Provided records:
========================================================================
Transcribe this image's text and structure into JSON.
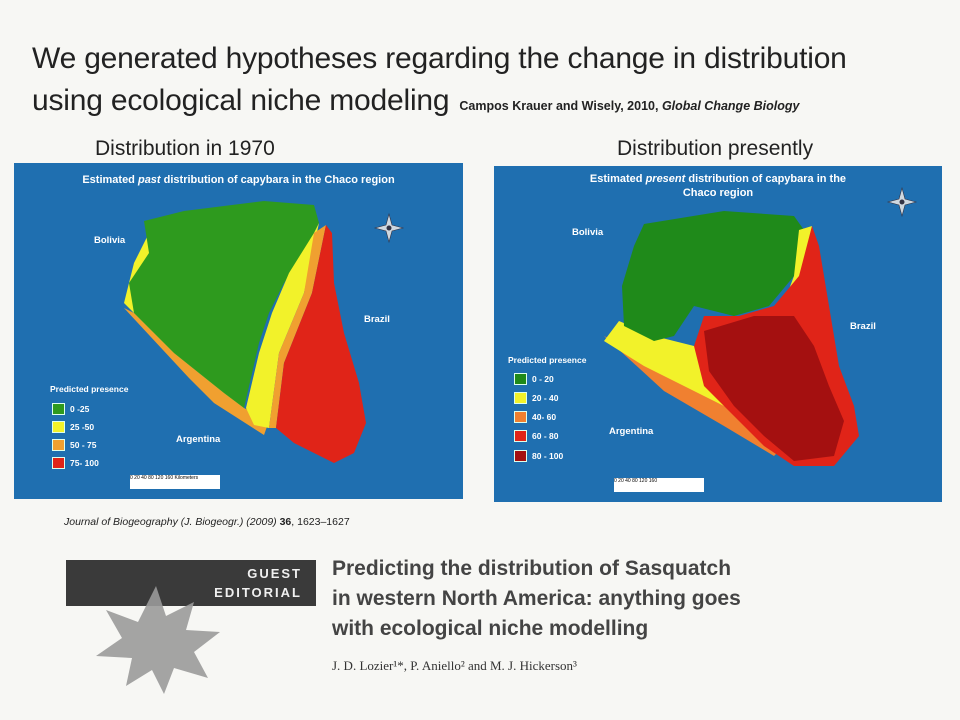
{
  "slide": {
    "title_line1": "We generated hypotheses regarding the change in distribution",
    "title_line2": "using ecological niche modeling",
    "citation_authors": "Campos Krauer and Wisely, 2010,",
    "citation_journal": "Global Change Biology"
  },
  "left_panel": {
    "caption": "Distribution in 1970",
    "map_title_pre": "Estimated ",
    "map_title_em": "past",
    "map_title_post": " distribution of capybara in the Chaco region",
    "labels": {
      "bolivia": "Bolivia",
      "brazil": "Brazil",
      "argentina": "Argentina"
    },
    "legend_title": "Predicted presence",
    "legend": [
      {
        "label": "0 -25",
        "color": "#2e9a1e"
      },
      {
        "label": "25 -50",
        "color": "#f2f22a"
      },
      {
        "label": "50 - 75",
        "color": "#f0a030"
      },
      {
        "label": "75- 100",
        "color": "#e02418"
      }
    ],
    "scale_text": "0 20 40   80   120   160 Kilometers"
  },
  "right_panel": {
    "caption": "Distribution presently",
    "map_title_pre": "Estimated ",
    "map_title_em": "present",
    "map_title_post": " distribution of capybara in the",
    "map_title_line2": "Chaco region",
    "labels": {
      "bolivia": "Bolivia",
      "brazil": "Brazil",
      "argentina": "Argentina"
    },
    "legend_title": "Predicted presence",
    "legend": [
      {
        "label": "0 - 20",
        "color": "#1f8a1a"
      },
      {
        "label": "20 - 40",
        "color": "#f2f22a"
      },
      {
        "label": "40- 60",
        "color": "#f08030"
      },
      {
        "label": "60 - 80",
        "color": "#e02418"
      },
      {
        "label": "80 - 100",
        "color": "#a41010"
      }
    ],
    "scale_text": "0 20 40   80   120   160"
  },
  "journal_ref": {
    "pre": "Journal of Biogeography (J. Biogeogr.) (2009) ",
    "volume": "36",
    "post": ", 1623–1627"
  },
  "editorial": {
    "badge_line1": "GUEST",
    "badge_line2": "EDITORIAL",
    "title_line1": "Predicting the distribution of Sasquatch",
    "title_line2": "in western North America: anything goes",
    "title_line3": "with ecological niche modelling",
    "authors": "J. D. Lozier¹*, P. Aniello² and M. J. Hickerson³"
  }
}
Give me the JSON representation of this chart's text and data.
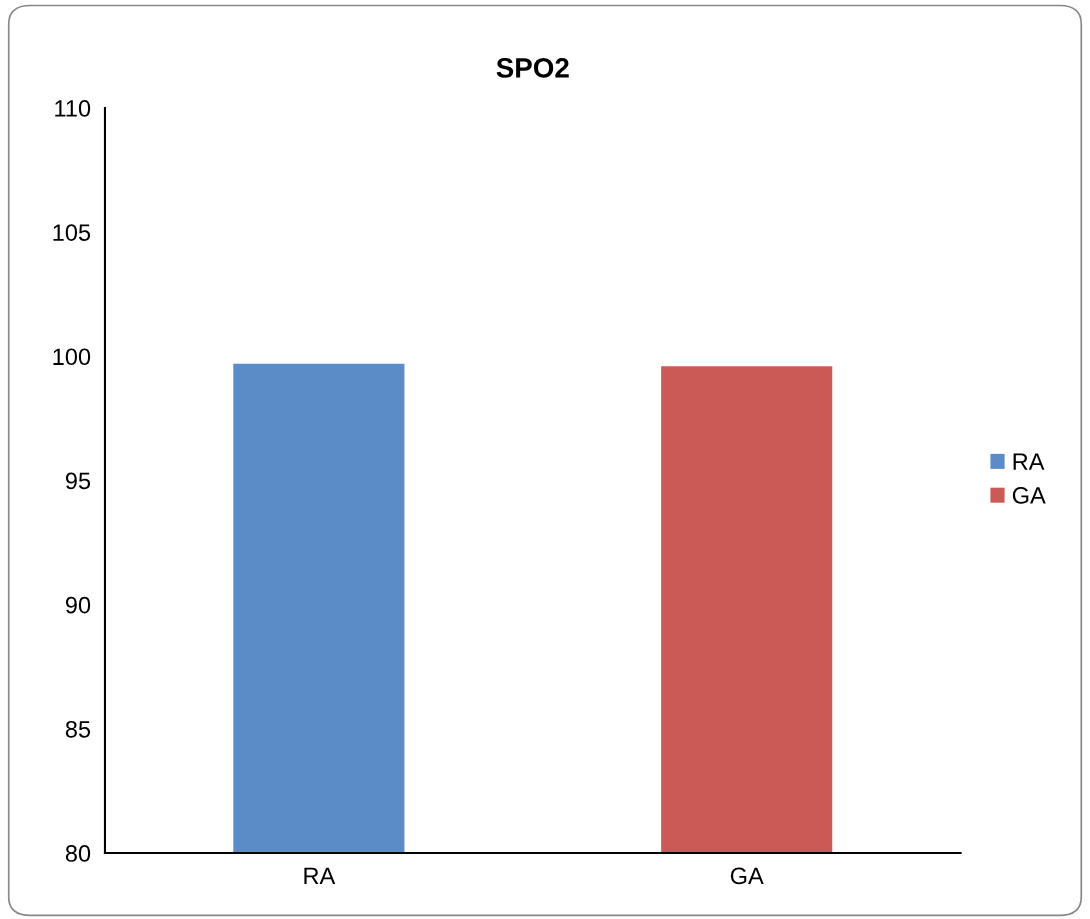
{
  "chart_data": {
    "type": "bar",
    "title": "SPO2",
    "categories": [
      "RA",
      "GA"
    ],
    "series": [
      {
        "name": "RA",
        "color": "#5b8cc8",
        "values": [
          99.7,
          null
        ]
      },
      {
        "name": "GA",
        "color": "#cb5a56",
        "values": [
          null,
          99.6
        ]
      }
    ],
    "ylim": [
      80,
      110
    ],
    "yticks": [
      80,
      85,
      90,
      95,
      100,
      105,
      110
    ],
    "grid": false,
    "legend": "right"
  }
}
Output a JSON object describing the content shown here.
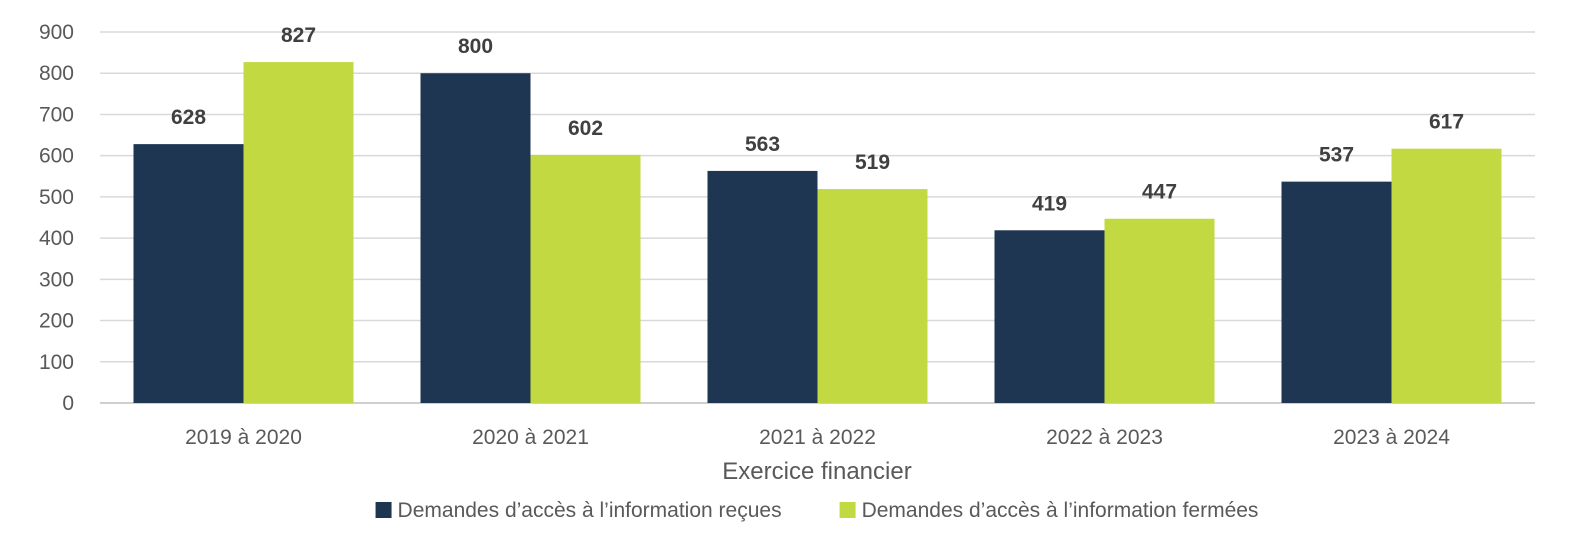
{
  "chart_data": {
    "type": "bar",
    "categories": [
      "2019 à 2020",
      "2020 à 2021",
      "2021 à 2022",
      "2022 à 2023",
      "2023 à 2024"
    ],
    "series": [
      {
        "name": "Demandes d’accès à l’information reçues",
        "values": [
          628,
          800,
          563,
          419,
          537
        ],
        "color": "#1f3653"
      },
      {
        "name": "Demandes d’accès à l’information fermées",
        "values": [
          827,
          602,
          519,
          447,
          617
        ],
        "color": "#c2d942"
      }
    ],
    "title": "",
    "xlabel": "Exercice financier",
    "ylabel": "",
    "ylim": [
      0,
      900
    ],
    "yticks": [
      0,
      100,
      200,
      300,
      400,
      500,
      600,
      700,
      800,
      900
    ],
    "grid": true,
    "legend": "bottom",
    "data_labels": true
  }
}
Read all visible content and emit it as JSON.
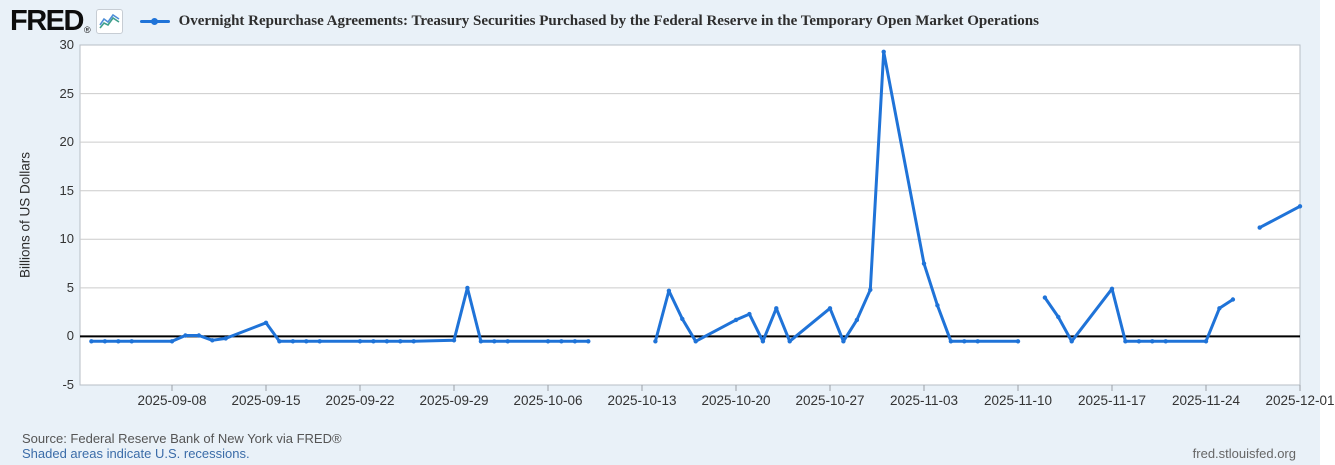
{
  "header": {
    "logo_text": "FRED",
    "registered_mark": "®"
  },
  "colors": {
    "page_bg": "#e9f1f8",
    "plot_bg": "#ffffff",
    "plot_border": "#b7bec6",
    "line": "#1f73d8",
    "grid": "#cccccc",
    "zero_line": "#000000",
    "tick_text": "#333333",
    "link": "#3b6ca8",
    "muted_text": "#555555"
  },
  "chart_data": {
    "type": "line",
    "title": "Overnight Repurchase Agreements: Treasury Securities Purchased by the Federal Reserve in the Temporary Open Market Operations",
    "ylabel": "Billions of US Dollars",
    "ylim": [
      -5,
      30
    ],
    "y_ticks": [
      30,
      25,
      20,
      15,
      10,
      5,
      0,
      -5
    ],
    "x_tick_labels": [
      "2025-09-08",
      "2025-09-15",
      "2025-09-22",
      "2025-09-29",
      "2025-10-06",
      "2025-10-13",
      "2025-10-20",
      "2025-10-27",
      "2025-11-03",
      "2025-11-10",
      "2025-11-17",
      "2025-11-24",
      "2025-12-01"
    ],
    "grid": true,
    "legend_position": "top",
    "marker": "dot",
    "segments": [
      [
        [
          "2025-09-02",
          -0.5
        ],
        [
          "2025-09-03",
          -0.5
        ],
        [
          "2025-09-04",
          -0.5
        ],
        [
          "2025-09-05",
          -0.5
        ],
        [
          "2025-09-08",
          -0.5
        ],
        [
          "2025-09-09",
          0.1
        ],
        [
          "2025-09-10",
          0.1
        ],
        [
          "2025-09-11",
          -0.4
        ],
        [
          "2025-09-12",
          -0.2
        ],
        [
          "2025-09-15",
          1.4
        ],
        [
          "2025-09-16",
          -0.5
        ],
        [
          "2025-09-17",
          -0.5
        ],
        [
          "2025-09-18",
          -0.5
        ],
        [
          "2025-09-19",
          -0.5
        ],
        [
          "2025-09-22",
          -0.5
        ],
        [
          "2025-09-23",
          -0.5
        ],
        [
          "2025-09-24",
          -0.5
        ],
        [
          "2025-09-25",
          -0.5
        ],
        [
          "2025-09-26",
          -0.5
        ],
        [
          "2025-09-29",
          -0.4
        ],
        [
          "2025-09-30",
          5.0
        ],
        [
          "2025-10-01",
          -0.5
        ],
        [
          "2025-10-02",
          -0.5
        ],
        [
          "2025-10-03",
          -0.5
        ],
        [
          "2025-10-06",
          -0.5
        ],
        [
          "2025-10-07",
          -0.5
        ],
        [
          "2025-10-08",
          -0.5
        ],
        [
          "2025-10-09",
          -0.5
        ]
      ],
      [
        [
          "2025-10-14",
          -0.5
        ],
        [
          "2025-10-15",
          4.7
        ],
        [
          "2025-10-16",
          1.8
        ],
        [
          "2025-10-17",
          -0.5
        ],
        [
          "2025-10-20",
          1.7
        ],
        [
          "2025-10-21",
          2.3
        ],
        [
          "2025-10-22",
          -0.5
        ],
        [
          "2025-10-23",
          2.9
        ],
        [
          "2025-10-24",
          -0.5
        ],
        [
          "2025-10-27",
          2.9
        ],
        [
          "2025-10-28",
          -0.5
        ],
        [
          "2025-10-29",
          1.7
        ],
        [
          "2025-10-30",
          4.8
        ],
        [
          "2025-10-31",
          29.3
        ],
        [
          "2025-11-03",
          7.5
        ],
        [
          "2025-11-04",
          3.2
        ],
        [
          "2025-11-05",
          -0.5
        ],
        [
          "2025-11-06",
          -0.5
        ],
        [
          "2025-11-07",
          -0.5
        ],
        [
          "2025-11-10",
          -0.5
        ]
      ],
      [
        [
          "2025-11-12",
          4.0
        ],
        [
          "2025-11-13",
          2.0
        ],
        [
          "2025-11-14",
          -0.5
        ],
        [
          "2025-11-17",
          4.9
        ],
        [
          "2025-11-18",
          -0.5
        ],
        [
          "2025-11-19",
          -0.5
        ],
        [
          "2025-11-20",
          -0.5
        ],
        [
          "2025-11-21",
          -0.5
        ],
        [
          "2025-11-24",
          -0.5
        ],
        [
          "2025-11-25",
          2.9
        ],
        [
          "2025-11-26",
          3.8
        ]
      ],
      [
        [
          "2025-11-28",
          11.2
        ],
        [
          "2025-12-01",
          13.4
        ]
      ]
    ]
  },
  "footer": {
    "source_text": "Source: Federal Reserve Bank of New York via FRED®",
    "recessions_link": "Shaded areas indicate U.S. recessions.",
    "site_text": "fred.stlouisfed.org"
  }
}
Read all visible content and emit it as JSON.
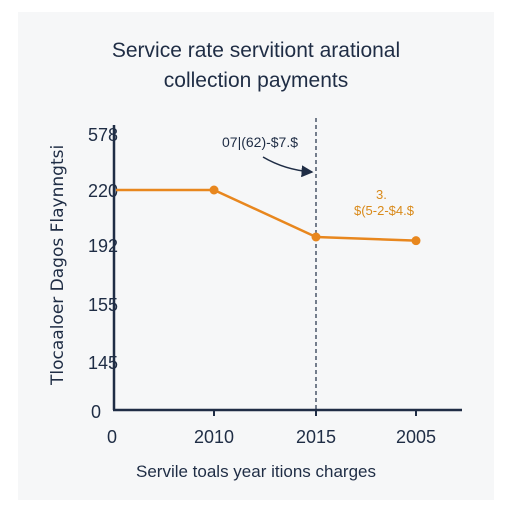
{
  "chart_data": {
    "type": "line",
    "title_lines": [
      "Service rate servitiont arational",
      "collection payments"
    ],
    "xlabel": "Servile toals year itions charges",
    "ylabel": "Tlocaaloer Dagos Flaynngtsi",
    "x_tick_labels": [
      "0",
      "2010",
      "2015",
      "2005"
    ],
    "y_tick_labels": [
      "0",
      "145",
      "155",
      "192",
      "220",
      "578"
    ],
    "series": [
      {
        "color": "#e8871e",
        "points": [
          {
            "x": "",
            "y": 220
          },
          {
            "x": "2010",
            "y": 220
          },
          {
            "x": "2015",
            "y": 192
          },
          {
            "x": "2005",
            "y": 190
          }
        ]
      }
    ],
    "reference_line": {
      "x": "2015",
      "style": "dashed"
    },
    "annotations": [
      {
        "text": "07|(62)-$7.$",
        "color": "#1f2d45",
        "arrow_to": "2015"
      },
      {
        "text": "$(5-2-$4.$",
        "superscript": "3.",
        "color": "#d98a1a"
      }
    ],
    "grid": false,
    "legend": "none"
  }
}
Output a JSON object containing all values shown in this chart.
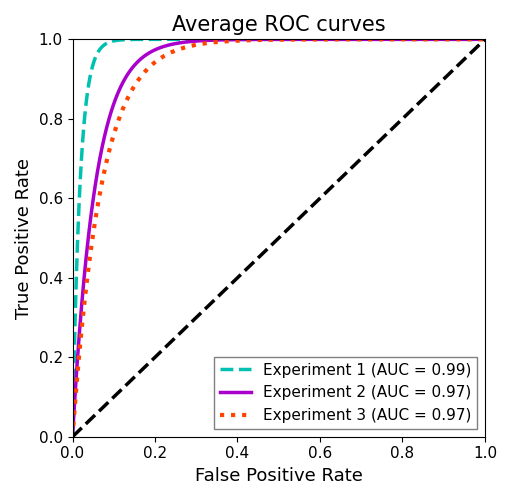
{
  "title": "Average ROC curves",
  "xlabel": "False Positive Rate",
  "ylabel": "True Positive Rate",
  "xlim": [
    0.0,
    1.0
  ],
  "ylim": [
    0.0,
    1.0
  ],
  "diagonal_color": "black",
  "diagonal_style": "--",
  "diagonal_lw": 2.5,
  "curves": [
    {
      "label": "Experiment 1 (AUC = 0.99)",
      "color": "#00c0b0",
      "linestyle": "--",
      "lw": 2.5,
      "beta": 0.018
    },
    {
      "label": "Experiment 2 (AUC = 0.97)",
      "color": "#aa00cc",
      "linestyle": "-",
      "lw": 2.5,
      "beta": 0.055
    },
    {
      "label": "Experiment 3 (AUC = 0.97)",
      "color": "#ff4400",
      "linestyle": ":",
      "lw": 3.0,
      "beta": 0.07
    }
  ],
  "title_fontsize": 15,
  "label_fontsize": 13,
  "tick_fontsize": 11,
  "legend_fontsize": 11
}
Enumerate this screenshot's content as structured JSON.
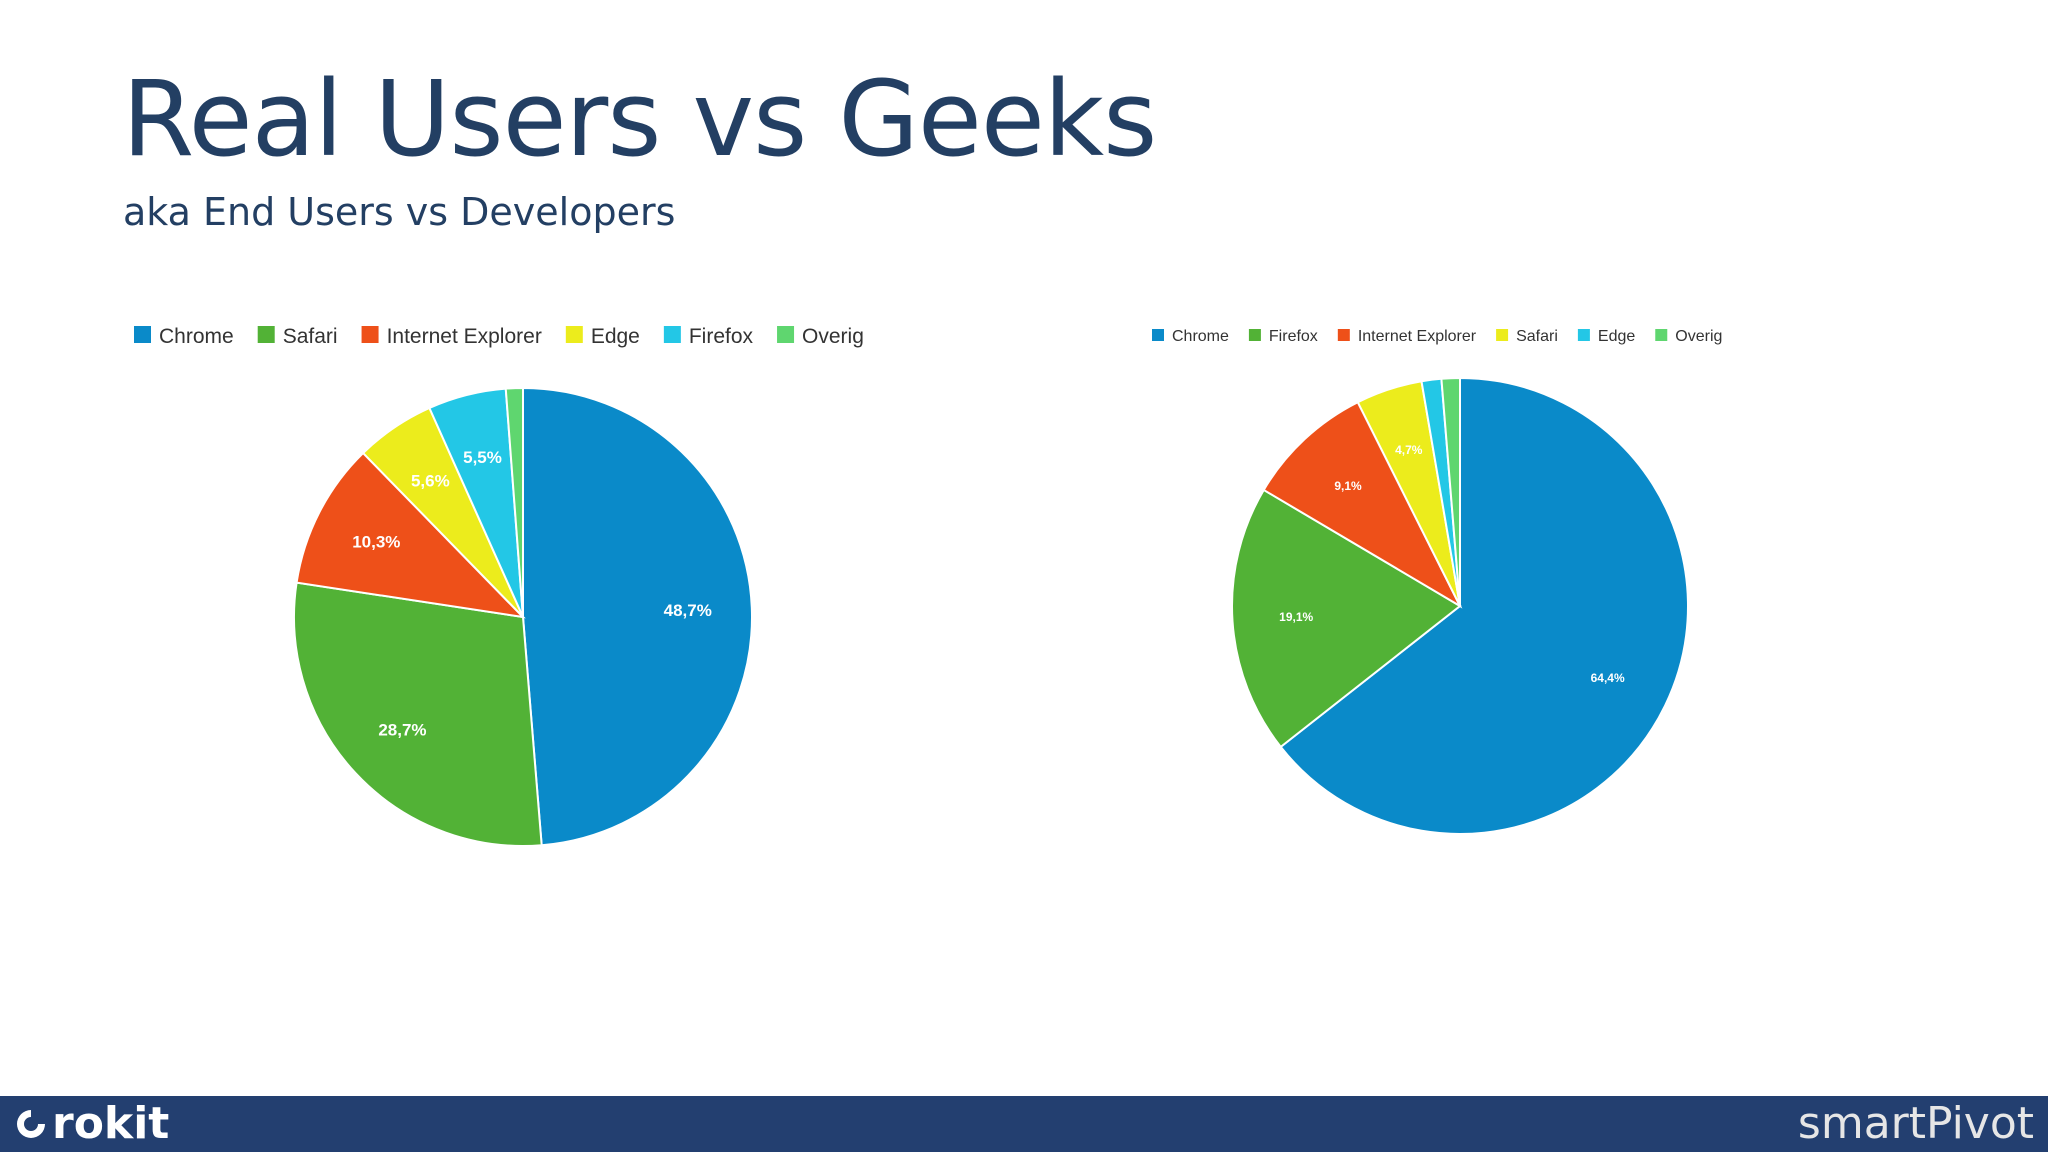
========================================================================
What is required: Report all lines of the data above that include the string "ecological".

Finished task:
    "title_line2": "using ecological niche modeling",
    "title_line3": "with ecological niche modelling",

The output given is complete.